Written request: Pull each line holding the word "Foil" from the data.

Entries with figure data:
## BEGIN
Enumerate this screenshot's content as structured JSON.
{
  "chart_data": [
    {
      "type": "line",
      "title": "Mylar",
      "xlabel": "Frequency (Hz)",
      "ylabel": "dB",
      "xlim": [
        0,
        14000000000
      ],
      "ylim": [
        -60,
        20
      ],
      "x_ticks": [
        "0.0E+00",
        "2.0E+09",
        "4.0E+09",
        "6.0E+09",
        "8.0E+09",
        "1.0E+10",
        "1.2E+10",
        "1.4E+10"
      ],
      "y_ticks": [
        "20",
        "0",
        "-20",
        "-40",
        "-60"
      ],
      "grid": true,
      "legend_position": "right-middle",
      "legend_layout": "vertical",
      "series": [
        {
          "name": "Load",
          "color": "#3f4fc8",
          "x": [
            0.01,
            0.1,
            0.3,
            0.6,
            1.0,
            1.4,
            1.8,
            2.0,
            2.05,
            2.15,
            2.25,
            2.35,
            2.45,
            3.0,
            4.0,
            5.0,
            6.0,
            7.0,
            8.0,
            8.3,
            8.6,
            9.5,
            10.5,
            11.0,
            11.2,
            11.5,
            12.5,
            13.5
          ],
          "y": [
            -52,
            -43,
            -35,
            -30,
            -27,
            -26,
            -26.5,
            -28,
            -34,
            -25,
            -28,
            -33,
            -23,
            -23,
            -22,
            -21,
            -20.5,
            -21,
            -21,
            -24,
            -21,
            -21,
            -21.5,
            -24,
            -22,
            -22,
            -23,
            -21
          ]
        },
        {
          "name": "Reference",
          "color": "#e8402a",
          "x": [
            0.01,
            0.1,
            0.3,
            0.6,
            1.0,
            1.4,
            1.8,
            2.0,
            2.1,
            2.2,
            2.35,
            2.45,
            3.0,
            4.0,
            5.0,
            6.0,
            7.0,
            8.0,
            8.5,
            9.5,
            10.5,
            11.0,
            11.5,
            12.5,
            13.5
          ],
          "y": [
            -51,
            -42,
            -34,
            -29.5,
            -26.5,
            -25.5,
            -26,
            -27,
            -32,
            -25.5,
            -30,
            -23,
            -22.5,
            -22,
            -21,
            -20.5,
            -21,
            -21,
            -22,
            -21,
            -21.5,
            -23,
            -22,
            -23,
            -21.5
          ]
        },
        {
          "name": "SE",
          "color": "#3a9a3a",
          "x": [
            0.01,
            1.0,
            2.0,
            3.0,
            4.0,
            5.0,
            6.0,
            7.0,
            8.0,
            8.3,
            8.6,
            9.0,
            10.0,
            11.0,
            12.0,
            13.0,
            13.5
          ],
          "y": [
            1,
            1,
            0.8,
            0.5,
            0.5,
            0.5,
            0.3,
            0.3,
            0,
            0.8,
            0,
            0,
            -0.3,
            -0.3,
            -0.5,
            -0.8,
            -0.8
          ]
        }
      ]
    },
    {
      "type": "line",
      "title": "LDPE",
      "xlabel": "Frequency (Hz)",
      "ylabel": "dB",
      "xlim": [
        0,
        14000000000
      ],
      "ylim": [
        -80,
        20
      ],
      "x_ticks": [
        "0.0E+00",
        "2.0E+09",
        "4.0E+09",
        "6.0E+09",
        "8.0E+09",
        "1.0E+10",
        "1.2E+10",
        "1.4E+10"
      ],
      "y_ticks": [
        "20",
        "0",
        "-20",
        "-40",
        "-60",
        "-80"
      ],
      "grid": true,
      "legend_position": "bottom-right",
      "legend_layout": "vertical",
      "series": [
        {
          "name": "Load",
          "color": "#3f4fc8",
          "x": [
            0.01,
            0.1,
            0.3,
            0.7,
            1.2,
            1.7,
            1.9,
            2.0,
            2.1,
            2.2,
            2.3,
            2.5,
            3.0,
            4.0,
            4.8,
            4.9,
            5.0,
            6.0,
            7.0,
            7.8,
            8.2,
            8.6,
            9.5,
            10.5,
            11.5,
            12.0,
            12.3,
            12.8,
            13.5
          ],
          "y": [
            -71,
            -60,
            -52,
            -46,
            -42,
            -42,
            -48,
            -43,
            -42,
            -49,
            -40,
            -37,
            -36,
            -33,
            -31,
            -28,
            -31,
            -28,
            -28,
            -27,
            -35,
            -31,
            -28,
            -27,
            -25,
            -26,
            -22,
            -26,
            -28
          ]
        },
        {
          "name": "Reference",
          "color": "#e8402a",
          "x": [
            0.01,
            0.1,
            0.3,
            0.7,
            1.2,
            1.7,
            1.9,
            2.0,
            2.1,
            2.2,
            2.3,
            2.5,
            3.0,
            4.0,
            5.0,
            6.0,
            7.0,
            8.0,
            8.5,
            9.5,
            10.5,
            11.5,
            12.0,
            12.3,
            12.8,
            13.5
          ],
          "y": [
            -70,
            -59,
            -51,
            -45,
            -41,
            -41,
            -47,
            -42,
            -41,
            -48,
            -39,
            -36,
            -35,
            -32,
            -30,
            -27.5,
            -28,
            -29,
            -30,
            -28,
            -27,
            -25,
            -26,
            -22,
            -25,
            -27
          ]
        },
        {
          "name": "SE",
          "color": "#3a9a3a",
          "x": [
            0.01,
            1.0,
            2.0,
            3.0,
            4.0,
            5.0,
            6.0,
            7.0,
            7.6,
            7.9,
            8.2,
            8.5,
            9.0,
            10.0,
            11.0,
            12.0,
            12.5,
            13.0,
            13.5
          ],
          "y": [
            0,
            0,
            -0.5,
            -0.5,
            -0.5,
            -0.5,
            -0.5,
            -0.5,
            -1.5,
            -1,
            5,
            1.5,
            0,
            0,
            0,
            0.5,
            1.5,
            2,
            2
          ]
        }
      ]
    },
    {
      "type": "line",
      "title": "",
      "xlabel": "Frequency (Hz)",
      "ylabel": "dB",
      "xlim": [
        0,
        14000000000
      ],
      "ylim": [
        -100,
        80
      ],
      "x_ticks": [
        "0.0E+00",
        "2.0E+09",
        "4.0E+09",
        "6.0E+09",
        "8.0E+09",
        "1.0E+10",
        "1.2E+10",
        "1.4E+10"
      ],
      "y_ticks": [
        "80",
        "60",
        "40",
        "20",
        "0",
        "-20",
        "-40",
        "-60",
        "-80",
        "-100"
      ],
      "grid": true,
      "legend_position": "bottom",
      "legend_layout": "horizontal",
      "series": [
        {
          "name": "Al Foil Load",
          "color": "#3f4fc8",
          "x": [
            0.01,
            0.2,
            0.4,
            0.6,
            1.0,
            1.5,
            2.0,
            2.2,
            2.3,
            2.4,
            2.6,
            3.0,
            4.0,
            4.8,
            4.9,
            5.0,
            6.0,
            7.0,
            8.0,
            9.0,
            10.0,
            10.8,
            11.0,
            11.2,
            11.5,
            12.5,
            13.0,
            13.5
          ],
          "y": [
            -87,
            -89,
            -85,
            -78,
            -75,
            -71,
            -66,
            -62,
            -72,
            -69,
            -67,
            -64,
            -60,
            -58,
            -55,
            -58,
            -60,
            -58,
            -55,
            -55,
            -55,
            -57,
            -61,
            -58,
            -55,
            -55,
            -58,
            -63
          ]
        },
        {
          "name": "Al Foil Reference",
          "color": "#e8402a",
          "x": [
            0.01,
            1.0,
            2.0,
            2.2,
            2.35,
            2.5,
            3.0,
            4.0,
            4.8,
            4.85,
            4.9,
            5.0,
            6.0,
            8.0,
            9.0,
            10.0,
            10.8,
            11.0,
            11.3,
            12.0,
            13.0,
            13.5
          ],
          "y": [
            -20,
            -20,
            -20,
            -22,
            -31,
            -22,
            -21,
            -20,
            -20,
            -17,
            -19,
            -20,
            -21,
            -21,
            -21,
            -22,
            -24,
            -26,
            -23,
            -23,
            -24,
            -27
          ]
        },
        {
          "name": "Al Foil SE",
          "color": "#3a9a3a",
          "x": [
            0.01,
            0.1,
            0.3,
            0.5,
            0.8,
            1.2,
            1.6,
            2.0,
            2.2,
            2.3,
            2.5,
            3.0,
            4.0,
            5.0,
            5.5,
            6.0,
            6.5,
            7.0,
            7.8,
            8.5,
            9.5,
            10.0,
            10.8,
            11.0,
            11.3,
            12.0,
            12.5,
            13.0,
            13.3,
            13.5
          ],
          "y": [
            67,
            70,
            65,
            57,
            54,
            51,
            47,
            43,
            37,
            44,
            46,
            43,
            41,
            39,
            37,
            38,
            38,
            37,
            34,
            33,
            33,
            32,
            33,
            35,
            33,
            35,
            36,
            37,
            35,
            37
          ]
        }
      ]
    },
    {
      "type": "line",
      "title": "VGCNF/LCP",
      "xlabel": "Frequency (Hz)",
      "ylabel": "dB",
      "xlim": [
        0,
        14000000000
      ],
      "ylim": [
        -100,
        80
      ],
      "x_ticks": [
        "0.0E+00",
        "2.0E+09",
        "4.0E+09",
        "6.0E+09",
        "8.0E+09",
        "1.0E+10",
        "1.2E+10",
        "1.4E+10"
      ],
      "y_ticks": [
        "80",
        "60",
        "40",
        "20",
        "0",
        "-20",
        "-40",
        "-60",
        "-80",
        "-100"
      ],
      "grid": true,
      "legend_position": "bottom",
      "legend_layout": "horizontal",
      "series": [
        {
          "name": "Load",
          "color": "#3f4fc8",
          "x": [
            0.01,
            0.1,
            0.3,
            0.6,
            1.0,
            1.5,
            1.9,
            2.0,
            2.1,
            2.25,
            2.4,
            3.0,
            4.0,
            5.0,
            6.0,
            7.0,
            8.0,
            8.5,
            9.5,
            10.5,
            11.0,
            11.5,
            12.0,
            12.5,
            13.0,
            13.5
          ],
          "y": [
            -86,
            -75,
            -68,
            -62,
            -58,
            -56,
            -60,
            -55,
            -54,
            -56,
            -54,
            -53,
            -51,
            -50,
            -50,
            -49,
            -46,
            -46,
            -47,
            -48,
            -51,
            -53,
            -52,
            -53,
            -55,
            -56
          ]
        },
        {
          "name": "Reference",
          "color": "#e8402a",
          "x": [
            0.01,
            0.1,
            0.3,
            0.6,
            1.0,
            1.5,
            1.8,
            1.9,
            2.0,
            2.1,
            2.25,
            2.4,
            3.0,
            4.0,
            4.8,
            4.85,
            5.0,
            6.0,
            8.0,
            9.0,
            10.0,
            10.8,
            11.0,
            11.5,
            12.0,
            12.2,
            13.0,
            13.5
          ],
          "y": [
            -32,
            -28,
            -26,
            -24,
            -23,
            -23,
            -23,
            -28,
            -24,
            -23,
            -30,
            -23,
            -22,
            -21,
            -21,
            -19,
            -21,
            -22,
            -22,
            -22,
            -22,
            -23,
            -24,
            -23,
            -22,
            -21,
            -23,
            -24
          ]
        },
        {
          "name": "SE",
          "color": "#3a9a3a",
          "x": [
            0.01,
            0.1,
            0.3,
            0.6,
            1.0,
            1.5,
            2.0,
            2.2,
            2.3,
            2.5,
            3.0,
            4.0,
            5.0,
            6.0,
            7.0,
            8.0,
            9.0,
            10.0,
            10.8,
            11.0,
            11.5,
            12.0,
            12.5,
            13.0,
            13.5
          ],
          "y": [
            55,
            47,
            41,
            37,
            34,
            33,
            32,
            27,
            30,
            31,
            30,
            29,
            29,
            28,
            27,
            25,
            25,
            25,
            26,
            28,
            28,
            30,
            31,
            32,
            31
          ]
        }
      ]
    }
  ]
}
## END
Written solution:
          "name": "Al Foil Load",
          "name": "Al Foil Reference",
          "name": "Al Foil SE",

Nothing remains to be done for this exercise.